Extrait à lire |
· · · ·

La Palma y El Tucan fête ses 10 ans

Située en Colombie dans la région de Cundinamarca, à 2h30 de voiture de Bogota, La Palma y El Tucan fête ses 10 ans cette année. Felipe Sardi s’est lancé dans l’aventure après une première expérience qui aurait bien pu le dissuader de retenter sa chance dans le monde du café de spécialité.

Aujourd’hui, sa ferme figure parmi les plus en vue. Ses cafés se boivent dans les coffee-shops les plus prestigieux, comme Substance Café. Ils s’achètent aussi chez les torréfacteurs de référence, comme April au Danemark, Gardelli en Italie ou Sumo Coffee Roasters en Irlande.

À l’occasion de l’anniversaire de La Palma y El Tucan, j’ai interviewé Felipe pour en savoir plus sur l’histoire de sa ferme. Nous avons aussi parlé des variétés qu’il cultive et de la fermentation lactique qu’il pratique pour proposer des cafés toujours plus dingues.

Salut Felipe, quelle est l’histoire de La Palma y El Tucan ?

J’ai quitté la Colombie à 19 ans, en 1998, pour étudier à la Nouvelle Orléans. J’ai d’abord travaillé dans une banque d’affaires, après avoir eu mon diplôme en management. Mais, je me suis lentement désintéressé de la finance. Alors, je me suis lancé en 2003 dans ma première aventure avec le café.

· · · ·

Données présentées |
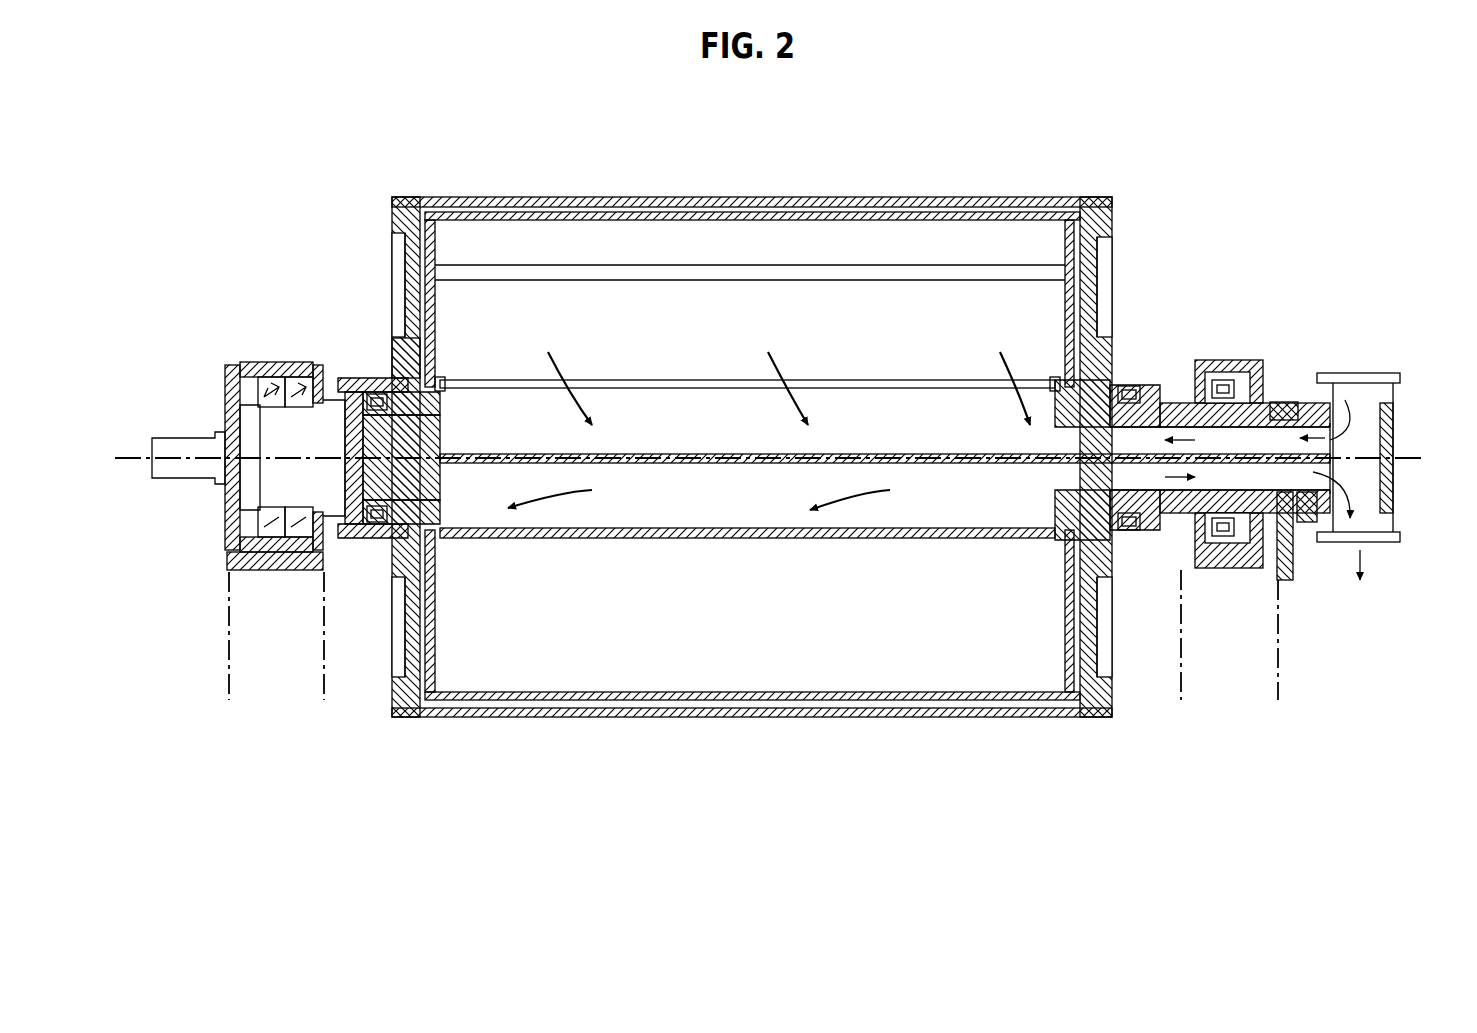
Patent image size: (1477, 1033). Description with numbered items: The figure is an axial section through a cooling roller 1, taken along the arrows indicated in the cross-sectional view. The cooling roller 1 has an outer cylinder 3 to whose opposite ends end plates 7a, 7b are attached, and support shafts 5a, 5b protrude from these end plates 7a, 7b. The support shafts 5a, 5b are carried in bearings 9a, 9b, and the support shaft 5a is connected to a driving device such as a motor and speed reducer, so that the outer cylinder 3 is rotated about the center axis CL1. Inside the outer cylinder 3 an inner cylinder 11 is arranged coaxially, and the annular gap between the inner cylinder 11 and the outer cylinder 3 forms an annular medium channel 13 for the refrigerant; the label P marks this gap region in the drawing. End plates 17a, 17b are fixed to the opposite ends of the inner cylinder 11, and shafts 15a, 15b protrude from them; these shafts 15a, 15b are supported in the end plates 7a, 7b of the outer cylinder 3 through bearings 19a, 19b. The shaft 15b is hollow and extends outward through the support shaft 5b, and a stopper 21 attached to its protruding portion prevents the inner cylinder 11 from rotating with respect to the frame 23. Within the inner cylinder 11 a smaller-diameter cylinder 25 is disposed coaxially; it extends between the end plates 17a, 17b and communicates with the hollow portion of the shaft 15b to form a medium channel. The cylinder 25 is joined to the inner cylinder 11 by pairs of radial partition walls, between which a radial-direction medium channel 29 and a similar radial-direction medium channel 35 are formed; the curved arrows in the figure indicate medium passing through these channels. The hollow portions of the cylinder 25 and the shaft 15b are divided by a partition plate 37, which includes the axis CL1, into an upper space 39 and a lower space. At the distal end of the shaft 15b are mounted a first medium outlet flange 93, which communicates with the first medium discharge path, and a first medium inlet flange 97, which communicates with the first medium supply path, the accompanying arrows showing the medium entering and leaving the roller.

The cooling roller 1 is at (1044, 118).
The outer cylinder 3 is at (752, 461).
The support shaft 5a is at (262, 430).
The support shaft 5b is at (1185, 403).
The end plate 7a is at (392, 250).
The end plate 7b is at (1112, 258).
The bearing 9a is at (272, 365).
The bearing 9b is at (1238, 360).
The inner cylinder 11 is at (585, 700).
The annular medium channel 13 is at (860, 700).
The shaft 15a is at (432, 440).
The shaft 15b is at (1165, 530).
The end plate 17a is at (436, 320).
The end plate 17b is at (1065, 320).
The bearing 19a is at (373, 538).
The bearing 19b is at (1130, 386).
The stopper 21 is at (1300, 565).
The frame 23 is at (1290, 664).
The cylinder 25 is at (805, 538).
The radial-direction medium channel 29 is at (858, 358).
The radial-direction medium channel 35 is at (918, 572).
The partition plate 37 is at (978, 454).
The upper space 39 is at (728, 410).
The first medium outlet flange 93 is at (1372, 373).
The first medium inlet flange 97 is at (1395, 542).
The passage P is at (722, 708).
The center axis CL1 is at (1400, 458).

· · · ·

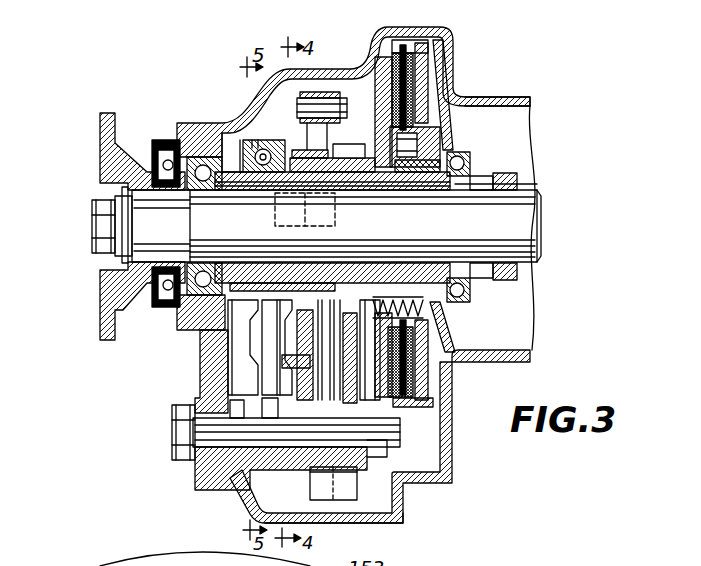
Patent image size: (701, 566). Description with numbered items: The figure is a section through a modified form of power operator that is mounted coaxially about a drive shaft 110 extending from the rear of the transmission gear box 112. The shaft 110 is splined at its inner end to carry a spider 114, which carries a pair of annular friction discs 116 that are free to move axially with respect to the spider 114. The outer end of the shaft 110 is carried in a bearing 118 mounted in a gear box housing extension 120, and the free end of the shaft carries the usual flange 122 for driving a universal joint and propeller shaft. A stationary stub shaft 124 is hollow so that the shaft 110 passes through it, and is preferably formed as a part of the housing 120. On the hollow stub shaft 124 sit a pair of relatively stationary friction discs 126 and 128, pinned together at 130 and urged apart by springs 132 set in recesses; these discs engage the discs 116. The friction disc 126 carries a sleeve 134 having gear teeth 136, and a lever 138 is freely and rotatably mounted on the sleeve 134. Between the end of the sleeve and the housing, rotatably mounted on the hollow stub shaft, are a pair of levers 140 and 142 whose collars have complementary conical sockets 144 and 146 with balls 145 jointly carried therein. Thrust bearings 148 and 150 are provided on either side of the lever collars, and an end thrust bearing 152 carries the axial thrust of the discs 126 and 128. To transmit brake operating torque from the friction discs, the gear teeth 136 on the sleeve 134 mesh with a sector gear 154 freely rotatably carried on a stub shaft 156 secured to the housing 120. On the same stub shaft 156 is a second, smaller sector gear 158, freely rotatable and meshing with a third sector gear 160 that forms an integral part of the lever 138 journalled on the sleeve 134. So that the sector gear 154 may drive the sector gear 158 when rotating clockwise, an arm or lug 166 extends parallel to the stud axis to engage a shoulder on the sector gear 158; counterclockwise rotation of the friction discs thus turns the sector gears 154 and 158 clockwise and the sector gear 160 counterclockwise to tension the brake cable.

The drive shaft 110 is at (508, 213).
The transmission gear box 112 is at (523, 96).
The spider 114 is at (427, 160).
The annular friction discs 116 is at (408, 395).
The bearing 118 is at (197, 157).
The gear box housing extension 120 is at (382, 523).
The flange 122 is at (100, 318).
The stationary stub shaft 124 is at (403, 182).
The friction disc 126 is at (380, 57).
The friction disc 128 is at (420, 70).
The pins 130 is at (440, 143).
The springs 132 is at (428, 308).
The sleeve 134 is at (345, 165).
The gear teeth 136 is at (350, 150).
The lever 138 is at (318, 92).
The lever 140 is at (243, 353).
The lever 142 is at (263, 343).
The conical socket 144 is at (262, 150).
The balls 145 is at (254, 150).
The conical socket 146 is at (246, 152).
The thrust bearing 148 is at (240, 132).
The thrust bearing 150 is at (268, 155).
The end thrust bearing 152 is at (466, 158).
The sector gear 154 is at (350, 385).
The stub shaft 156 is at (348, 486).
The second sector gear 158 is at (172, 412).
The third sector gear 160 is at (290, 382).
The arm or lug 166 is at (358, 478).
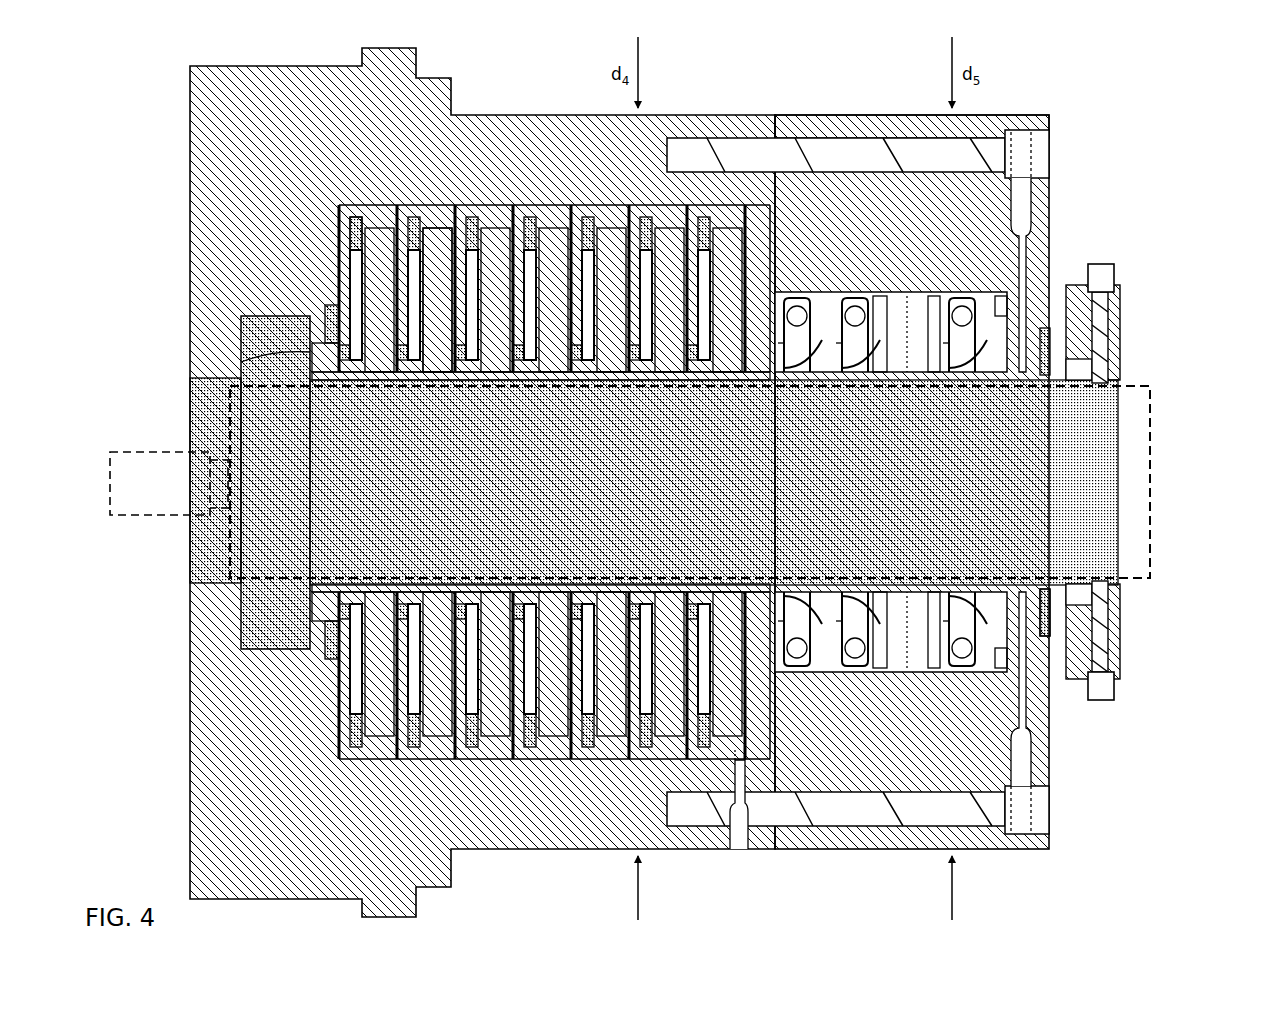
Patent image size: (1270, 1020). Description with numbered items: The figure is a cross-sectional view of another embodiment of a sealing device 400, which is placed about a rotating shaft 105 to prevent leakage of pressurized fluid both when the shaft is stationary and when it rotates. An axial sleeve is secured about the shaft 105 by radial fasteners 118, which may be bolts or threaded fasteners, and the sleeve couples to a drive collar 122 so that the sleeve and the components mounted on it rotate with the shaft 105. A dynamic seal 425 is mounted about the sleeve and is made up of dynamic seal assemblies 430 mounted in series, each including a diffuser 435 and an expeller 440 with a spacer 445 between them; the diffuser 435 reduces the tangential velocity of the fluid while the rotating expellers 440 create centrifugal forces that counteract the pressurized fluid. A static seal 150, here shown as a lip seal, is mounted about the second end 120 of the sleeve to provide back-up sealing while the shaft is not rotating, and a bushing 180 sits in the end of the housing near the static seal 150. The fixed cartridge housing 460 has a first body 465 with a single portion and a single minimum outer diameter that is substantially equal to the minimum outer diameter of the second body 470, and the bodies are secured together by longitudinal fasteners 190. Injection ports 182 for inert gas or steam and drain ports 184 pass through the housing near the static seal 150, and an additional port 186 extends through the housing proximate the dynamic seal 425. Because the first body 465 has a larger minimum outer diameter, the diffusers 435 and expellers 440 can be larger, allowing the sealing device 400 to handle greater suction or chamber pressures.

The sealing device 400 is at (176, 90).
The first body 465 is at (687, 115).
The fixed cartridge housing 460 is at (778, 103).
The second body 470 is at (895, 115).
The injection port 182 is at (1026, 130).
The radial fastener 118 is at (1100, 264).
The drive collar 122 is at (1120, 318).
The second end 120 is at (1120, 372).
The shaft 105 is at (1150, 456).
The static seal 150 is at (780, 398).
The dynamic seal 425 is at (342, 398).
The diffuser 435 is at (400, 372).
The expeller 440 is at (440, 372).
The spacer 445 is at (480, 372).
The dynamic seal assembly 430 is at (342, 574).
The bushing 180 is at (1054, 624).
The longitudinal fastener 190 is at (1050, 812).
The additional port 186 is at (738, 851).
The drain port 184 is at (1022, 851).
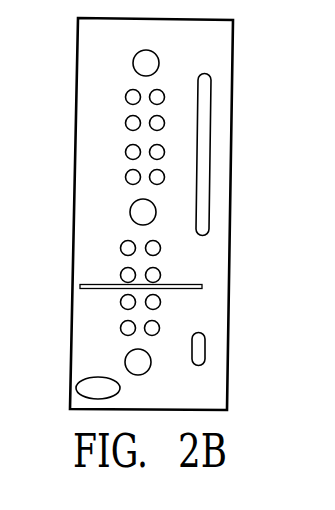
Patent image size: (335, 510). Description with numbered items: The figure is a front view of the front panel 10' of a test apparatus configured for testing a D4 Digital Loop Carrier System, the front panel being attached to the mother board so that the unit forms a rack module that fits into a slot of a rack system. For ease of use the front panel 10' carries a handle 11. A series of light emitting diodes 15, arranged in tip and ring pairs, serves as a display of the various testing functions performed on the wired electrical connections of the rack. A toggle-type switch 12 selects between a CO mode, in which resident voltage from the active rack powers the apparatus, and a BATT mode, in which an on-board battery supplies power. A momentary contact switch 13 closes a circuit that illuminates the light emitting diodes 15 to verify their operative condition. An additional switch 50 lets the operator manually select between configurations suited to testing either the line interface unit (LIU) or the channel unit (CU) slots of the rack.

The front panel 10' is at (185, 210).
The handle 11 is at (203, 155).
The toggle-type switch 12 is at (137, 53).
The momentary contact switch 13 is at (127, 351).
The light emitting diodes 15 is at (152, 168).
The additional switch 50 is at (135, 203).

· · · ·

Objectif de l'exercice |
Restituez mot pour mot, s'il vous plaît, le passage de l'article sur La Palma y El Tucan qui s'ouvre sur « Située en Colombie » et se referme sur « café de spécialité. ».

Réponse attendue |
Située en Colombie dans la région de Cundinamarca, à 2h30 de voiture de Bogota, La Palma y El Tucan fête ses 10 ans cette année. Felipe Sardi s’est lancé dans l’aventure après une première expérience qui aurait bien pu le dissuader de retenter sa chance dans le monde du café de spécialité.